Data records

---

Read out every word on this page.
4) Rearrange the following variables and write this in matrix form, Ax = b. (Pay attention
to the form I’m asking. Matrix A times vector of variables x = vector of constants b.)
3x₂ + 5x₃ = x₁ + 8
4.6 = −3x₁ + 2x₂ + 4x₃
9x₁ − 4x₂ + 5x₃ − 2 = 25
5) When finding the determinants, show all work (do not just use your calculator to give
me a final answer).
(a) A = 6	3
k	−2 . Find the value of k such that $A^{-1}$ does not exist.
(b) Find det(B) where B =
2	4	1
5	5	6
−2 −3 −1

---

▸ Exercise prompt:
Return each line that includes "form".

▸ Result of this task:
4) Rearrange the following variables and write this in matrix form, Ax = b. (Pay attention
to the form I’m asking. Matrix A times vector of variables x = vector of constants b.)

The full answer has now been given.